__Required work__
Go through the listing and return every line with "footer" in it.

__Material for this task__
>> Start

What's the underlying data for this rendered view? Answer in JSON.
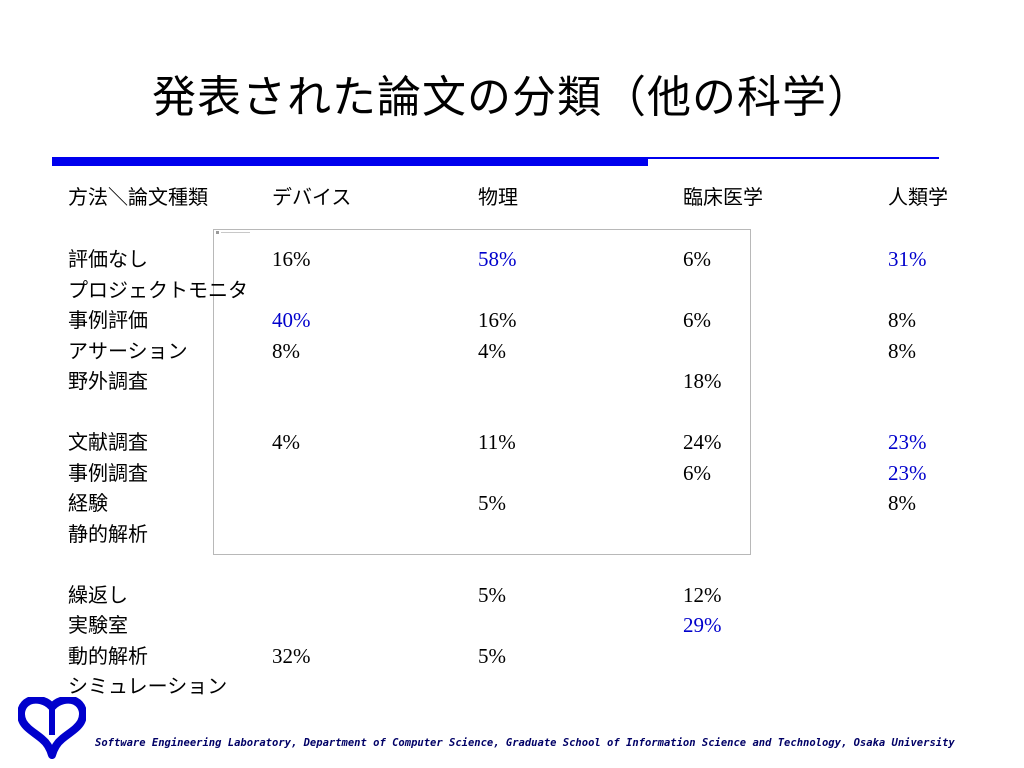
{
  "slide": {
    "title": "発表された論文の分類（他の科学）",
    "footer": "Software Engineering Laboratory, Department of Computer Science, Graduate School of Information Science and Technology, Osaka University"
  },
  "table": {
    "header": [
      "方法＼論文種類",
      "デバイス",
      "物理",
      "臨床医学",
      "人類学"
    ],
    "rows": [
      {
        "label": "評価なし",
        "cells": [
          {
            "v": "16%",
            "hl": false
          },
          {
            "v": "58%",
            "hl": true
          },
          {
            "v": "6%",
            "hl": false
          },
          {
            "v": "31%",
            "hl": true
          }
        ]
      },
      {
        "label": "プロジェクトモニタ",
        "cells": [
          {
            "v": "",
            "hl": false
          },
          {
            "v": "",
            "hl": false
          },
          {
            "v": "",
            "hl": false
          },
          {
            "v": "",
            "hl": false
          }
        ]
      },
      {
        "label": "事例評価",
        "cells": [
          {
            "v": "40%",
            "hl": true
          },
          {
            "v": "16%",
            "hl": false
          },
          {
            "v": "6%",
            "hl": false
          },
          {
            "v": "8%",
            "hl": false
          }
        ]
      },
      {
        "label": "アサーション",
        "cells": [
          {
            "v": "8%",
            "hl": false
          },
          {
            "v": "4%",
            "hl": false
          },
          {
            "v": "",
            "hl": false
          },
          {
            "v": "8%",
            "hl": false
          }
        ]
      },
      {
        "label": "野外調査",
        "cells": [
          {
            "v": "",
            "hl": false
          },
          {
            "v": "",
            "hl": false
          },
          {
            "v": "18%",
            "hl": false
          },
          {
            "v": "",
            "hl": false
          }
        ]
      },
      {
        "label": "",
        "cells": [
          {
            "v": "",
            "hl": false
          },
          {
            "v": "",
            "hl": false
          },
          {
            "v": "",
            "hl": false
          },
          {
            "v": "",
            "hl": false
          }
        ]
      },
      {
        "label": "文献調査",
        "cells": [
          {
            "v": "4%",
            "hl": false
          },
          {
            "v": "11%",
            "hl": false
          },
          {
            "v": "24%",
            "hl": false
          },
          {
            "v": "23%",
            "hl": true
          }
        ]
      },
      {
        "label": "事例調査",
        "cells": [
          {
            "v": "",
            "hl": false
          },
          {
            "v": "",
            "hl": false
          },
          {
            "v": "6%",
            "hl": false
          },
          {
            "v": "23%",
            "hl": true
          }
        ]
      },
      {
        "label": "経験",
        "cells": [
          {
            "v": "",
            "hl": false
          },
          {
            "v": "5%",
            "hl": false
          },
          {
            "v": "",
            "hl": false
          },
          {
            "v": "8%",
            "hl": false
          }
        ]
      },
      {
        "label": "静的解析",
        "cells": [
          {
            "v": "",
            "hl": false
          },
          {
            "v": "",
            "hl": false
          },
          {
            "v": "",
            "hl": false
          },
          {
            "v": "",
            "hl": false
          }
        ]
      },
      {
        "label": "",
        "cells": [
          {
            "v": "",
            "hl": false
          },
          {
            "v": "",
            "hl": false
          },
          {
            "v": "",
            "hl": false
          },
          {
            "v": "",
            "hl": false
          }
        ]
      },
      {
        "label": "繰返し",
        "cells": [
          {
            "v": "",
            "hl": false
          },
          {
            "v": "5%",
            "hl": false
          },
          {
            "v": "12%",
            "hl": false
          },
          {
            "v": "",
            "hl": false
          }
        ]
      },
      {
        "label": "実験室",
        "cells": [
          {
            "v": "",
            "hl": false
          },
          {
            "v": "",
            "hl": false
          },
          {
            "v": "29%",
            "hl": true
          },
          {
            "v": "",
            "hl": false
          }
        ]
      },
      {
        "label": "動的解析",
        "cells": [
          {
            "v": "32%",
            "hl": false
          },
          {
            "v": "5%",
            "hl": false
          },
          {
            "v": "",
            "hl": false
          },
          {
            "v": "",
            "hl": false
          }
        ]
      },
      {
        "label": "シミュレーション",
        "cells": [
          {
            "v": "",
            "hl": false
          },
          {
            "v": "",
            "hl": false
          },
          {
            "v": "",
            "hl": false
          },
          {
            "v": "",
            "hl": false
          }
        ]
      }
    ]
  },
  "colors": {
    "accent": "#0000ee",
    "highlight": "#0000cc",
    "footer": "#000066"
  },
  "icons": {
    "logo": "osaka-university-logo"
  }
}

>> End

__Task solution__
    "footer": "Software Engineering Laboratory, Department of Computer Science, Graduate School of Information Science and Technology, Osaka University"
    "footer": "#000066"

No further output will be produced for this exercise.